[Extracts from a graphics dataset]
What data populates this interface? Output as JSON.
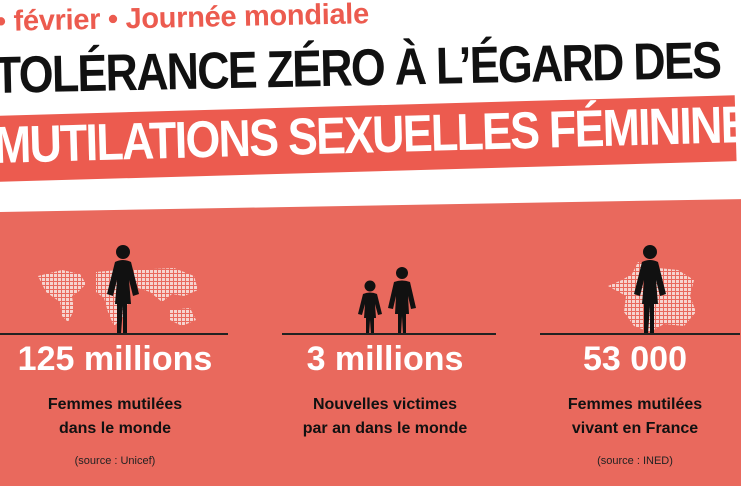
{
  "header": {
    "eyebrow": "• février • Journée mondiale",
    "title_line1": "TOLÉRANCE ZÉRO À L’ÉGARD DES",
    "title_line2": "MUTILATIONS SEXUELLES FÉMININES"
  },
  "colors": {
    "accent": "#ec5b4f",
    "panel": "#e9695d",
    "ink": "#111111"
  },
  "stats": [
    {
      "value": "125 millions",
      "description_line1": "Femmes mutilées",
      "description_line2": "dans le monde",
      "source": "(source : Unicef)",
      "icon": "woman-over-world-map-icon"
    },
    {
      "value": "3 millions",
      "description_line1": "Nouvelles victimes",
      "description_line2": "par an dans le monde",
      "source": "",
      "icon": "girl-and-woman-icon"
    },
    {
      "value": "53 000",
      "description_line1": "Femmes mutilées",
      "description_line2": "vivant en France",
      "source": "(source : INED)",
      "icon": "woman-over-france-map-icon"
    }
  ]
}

▶ **TASK DIRECTIONS**:
Every line of text is to be repeated exactly; pictures are left out.

▶ **RESULT OF THIS EXERCISE**:
What data populates this interface? Output as JSON.
{
  "header": {
    "eyebrow": "• février • Journée mondiale",
    "title_line1": "TOLÉRANCE ZÉRO À L’ÉGARD DES",
    "title_line2": "MUTILATIONS SEXUELLES FÉMININES"
  },
  "colors": {
    "accent": "#ec5b4f",
    "panel": "#e9695d",
    "ink": "#111111"
  },
  "stats": [
    {
      "value": "125 millions",
      "description_line1": "Femmes mutilées",
      "description_line2": "dans le monde",
      "source": "(source : Unicef)",
      "icon": "woman-over-world-map-icon"
    },
    {
      "value": "3 millions",
      "description_line1": "Nouvelles victimes",
      "description_line2": "par an dans le monde",
      "source": "",
      "icon": "girl-and-woman-icon"
    },
    {
      "value": "53 000",
      "description_line1": "Femmes mutilées",
      "description_line2": "vivant en France",
      "source": "(source : INED)",
      "icon": "woman-over-france-map-icon"
    }
  ]
}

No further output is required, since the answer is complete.